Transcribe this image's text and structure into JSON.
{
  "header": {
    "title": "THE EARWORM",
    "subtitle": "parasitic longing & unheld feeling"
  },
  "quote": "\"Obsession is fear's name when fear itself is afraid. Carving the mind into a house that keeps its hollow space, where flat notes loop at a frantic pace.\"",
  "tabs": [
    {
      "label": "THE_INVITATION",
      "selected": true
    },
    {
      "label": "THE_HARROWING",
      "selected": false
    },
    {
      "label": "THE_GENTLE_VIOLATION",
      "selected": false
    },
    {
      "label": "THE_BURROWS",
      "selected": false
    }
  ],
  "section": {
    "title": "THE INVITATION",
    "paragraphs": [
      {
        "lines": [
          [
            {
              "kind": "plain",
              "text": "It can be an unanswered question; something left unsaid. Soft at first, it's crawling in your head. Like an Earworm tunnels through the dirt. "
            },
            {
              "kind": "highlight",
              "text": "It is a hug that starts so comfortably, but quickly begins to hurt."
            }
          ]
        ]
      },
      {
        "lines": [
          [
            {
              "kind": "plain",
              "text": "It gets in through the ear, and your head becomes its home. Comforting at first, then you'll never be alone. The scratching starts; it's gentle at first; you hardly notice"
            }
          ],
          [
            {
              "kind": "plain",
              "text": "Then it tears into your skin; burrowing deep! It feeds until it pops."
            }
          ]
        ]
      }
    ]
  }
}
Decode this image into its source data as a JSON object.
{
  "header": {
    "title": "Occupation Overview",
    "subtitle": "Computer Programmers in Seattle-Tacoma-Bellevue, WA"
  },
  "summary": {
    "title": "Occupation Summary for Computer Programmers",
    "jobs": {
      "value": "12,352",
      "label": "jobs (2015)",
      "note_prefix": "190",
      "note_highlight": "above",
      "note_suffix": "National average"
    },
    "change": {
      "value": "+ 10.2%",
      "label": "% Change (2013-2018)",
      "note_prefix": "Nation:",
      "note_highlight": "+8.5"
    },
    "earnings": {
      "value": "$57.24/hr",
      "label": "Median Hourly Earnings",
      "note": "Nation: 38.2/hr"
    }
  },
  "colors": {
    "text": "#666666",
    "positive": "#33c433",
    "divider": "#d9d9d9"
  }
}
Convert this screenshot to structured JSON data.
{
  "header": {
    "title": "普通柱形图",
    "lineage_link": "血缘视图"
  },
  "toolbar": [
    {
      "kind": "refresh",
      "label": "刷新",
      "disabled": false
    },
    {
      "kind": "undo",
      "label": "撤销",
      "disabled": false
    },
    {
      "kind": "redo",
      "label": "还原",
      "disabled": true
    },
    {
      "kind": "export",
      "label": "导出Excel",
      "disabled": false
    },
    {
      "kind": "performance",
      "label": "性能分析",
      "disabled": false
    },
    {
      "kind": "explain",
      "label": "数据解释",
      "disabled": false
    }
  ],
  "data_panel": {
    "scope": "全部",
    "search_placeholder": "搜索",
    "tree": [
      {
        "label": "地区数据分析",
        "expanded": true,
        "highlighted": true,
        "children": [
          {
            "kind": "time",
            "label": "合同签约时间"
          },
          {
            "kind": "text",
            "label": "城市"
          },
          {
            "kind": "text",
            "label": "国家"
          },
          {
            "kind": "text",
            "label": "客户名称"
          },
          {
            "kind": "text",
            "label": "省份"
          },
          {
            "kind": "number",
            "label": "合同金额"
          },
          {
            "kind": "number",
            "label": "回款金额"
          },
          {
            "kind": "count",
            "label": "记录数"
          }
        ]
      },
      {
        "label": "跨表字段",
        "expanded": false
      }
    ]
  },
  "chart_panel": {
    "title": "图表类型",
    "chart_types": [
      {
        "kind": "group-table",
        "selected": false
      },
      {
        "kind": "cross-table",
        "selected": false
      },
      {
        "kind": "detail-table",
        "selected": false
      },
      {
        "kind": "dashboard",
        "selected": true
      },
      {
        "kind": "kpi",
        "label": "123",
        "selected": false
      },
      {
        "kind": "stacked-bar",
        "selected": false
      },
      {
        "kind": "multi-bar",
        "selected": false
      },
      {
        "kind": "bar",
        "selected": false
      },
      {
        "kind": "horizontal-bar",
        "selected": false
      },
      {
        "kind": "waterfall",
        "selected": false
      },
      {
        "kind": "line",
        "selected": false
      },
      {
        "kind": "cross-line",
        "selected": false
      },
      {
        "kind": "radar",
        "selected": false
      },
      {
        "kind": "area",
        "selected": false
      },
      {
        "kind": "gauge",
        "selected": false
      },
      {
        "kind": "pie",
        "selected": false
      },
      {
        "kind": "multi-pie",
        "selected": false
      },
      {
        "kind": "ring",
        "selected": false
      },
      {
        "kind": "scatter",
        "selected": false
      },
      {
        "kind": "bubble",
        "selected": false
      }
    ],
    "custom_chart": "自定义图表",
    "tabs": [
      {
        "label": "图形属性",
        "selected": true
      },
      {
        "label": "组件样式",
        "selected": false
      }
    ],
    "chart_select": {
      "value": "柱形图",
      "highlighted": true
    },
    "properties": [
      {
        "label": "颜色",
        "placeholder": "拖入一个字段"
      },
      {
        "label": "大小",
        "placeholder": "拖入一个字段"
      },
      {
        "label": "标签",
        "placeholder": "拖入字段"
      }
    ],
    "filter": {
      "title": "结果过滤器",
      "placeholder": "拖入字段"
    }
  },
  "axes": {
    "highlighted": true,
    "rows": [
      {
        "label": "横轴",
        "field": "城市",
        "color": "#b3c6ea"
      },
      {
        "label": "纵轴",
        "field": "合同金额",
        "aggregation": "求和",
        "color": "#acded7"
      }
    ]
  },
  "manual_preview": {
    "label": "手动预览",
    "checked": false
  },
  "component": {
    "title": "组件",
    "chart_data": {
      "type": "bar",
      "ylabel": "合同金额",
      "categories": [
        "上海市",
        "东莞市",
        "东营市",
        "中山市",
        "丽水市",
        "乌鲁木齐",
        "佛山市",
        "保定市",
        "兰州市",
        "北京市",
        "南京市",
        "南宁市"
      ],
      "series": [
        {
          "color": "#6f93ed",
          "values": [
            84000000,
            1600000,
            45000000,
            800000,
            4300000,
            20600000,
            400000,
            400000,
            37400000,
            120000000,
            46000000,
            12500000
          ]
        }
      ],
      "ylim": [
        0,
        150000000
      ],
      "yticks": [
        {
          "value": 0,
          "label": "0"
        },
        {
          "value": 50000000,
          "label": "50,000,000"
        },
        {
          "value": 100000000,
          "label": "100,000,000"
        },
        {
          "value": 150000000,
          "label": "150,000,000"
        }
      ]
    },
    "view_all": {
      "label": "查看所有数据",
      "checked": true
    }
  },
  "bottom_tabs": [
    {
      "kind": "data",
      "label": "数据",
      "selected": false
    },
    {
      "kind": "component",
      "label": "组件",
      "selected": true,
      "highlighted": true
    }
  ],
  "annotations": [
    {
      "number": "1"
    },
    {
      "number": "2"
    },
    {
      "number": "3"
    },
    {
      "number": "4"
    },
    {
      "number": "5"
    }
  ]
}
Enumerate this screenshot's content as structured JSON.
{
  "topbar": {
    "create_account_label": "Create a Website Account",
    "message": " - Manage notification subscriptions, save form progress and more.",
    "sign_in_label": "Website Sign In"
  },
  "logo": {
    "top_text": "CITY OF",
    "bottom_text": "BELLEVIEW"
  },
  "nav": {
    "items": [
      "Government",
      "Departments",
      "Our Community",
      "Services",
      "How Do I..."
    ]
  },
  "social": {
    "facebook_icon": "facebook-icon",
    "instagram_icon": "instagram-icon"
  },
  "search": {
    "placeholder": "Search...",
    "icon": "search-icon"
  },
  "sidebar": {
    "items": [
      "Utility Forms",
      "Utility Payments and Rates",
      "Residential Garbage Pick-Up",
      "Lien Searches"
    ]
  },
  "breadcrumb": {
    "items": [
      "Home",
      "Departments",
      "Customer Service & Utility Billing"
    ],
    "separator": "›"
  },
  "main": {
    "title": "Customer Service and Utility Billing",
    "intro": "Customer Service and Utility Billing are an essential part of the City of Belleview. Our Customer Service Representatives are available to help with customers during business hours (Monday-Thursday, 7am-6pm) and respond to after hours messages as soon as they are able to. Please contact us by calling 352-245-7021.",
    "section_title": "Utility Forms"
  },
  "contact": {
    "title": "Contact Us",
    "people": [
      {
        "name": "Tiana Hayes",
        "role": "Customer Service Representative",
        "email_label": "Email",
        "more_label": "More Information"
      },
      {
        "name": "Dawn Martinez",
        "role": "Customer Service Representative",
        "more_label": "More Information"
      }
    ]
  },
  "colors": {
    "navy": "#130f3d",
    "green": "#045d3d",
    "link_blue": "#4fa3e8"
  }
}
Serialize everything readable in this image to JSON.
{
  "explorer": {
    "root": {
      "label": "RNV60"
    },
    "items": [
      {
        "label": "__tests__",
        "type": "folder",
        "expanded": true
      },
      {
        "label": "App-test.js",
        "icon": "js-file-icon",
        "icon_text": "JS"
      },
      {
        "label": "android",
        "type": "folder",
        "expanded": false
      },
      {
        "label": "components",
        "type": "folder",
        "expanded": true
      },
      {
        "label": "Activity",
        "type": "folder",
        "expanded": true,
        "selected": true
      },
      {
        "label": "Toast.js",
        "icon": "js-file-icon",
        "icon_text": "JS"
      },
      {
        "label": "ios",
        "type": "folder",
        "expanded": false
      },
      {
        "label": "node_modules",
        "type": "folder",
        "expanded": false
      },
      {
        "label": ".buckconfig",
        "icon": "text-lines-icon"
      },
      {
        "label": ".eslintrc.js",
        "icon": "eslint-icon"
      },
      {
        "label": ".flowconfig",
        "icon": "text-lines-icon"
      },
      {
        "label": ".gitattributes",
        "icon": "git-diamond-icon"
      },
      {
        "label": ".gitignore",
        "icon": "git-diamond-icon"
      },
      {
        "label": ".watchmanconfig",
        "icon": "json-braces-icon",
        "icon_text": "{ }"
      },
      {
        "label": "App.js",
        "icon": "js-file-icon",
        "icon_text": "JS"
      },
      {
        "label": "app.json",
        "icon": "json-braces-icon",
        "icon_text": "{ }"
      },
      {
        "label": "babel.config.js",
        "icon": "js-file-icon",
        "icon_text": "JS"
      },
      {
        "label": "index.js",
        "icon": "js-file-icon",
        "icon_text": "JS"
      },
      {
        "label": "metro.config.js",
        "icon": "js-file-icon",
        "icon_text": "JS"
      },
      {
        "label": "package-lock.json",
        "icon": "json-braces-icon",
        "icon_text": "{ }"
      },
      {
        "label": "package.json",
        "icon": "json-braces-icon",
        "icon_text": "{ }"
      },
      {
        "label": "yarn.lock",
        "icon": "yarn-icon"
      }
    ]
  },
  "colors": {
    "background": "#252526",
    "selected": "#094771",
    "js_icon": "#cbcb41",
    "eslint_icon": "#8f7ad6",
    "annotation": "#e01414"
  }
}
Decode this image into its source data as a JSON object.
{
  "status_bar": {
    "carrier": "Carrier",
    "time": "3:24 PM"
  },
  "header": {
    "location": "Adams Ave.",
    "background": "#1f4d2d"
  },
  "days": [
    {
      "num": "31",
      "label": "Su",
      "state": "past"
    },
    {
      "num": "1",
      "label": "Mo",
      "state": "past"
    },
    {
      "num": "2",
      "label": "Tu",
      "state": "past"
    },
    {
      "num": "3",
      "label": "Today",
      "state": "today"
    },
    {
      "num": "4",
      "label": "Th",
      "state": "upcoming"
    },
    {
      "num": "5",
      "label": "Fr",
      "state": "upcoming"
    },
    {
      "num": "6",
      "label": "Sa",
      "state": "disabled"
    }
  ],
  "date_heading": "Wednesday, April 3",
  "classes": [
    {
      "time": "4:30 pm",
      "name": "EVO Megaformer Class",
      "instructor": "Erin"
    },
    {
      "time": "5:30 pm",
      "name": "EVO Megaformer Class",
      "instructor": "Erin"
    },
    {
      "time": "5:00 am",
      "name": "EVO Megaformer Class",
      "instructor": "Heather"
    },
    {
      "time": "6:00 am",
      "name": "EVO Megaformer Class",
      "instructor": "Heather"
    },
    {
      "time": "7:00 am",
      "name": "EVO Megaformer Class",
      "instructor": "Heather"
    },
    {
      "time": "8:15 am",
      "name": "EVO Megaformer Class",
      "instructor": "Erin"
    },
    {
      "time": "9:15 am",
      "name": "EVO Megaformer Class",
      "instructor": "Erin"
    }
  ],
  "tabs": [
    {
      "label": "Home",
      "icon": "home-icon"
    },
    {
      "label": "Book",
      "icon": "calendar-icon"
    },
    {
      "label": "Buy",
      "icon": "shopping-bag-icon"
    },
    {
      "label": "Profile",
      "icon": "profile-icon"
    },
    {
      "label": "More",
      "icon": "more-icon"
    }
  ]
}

# PROBLEM
Pull every line containing "background" from the data.

# FULL ANSWER
    "background": "#252526",
    "background": "#1f4d2d"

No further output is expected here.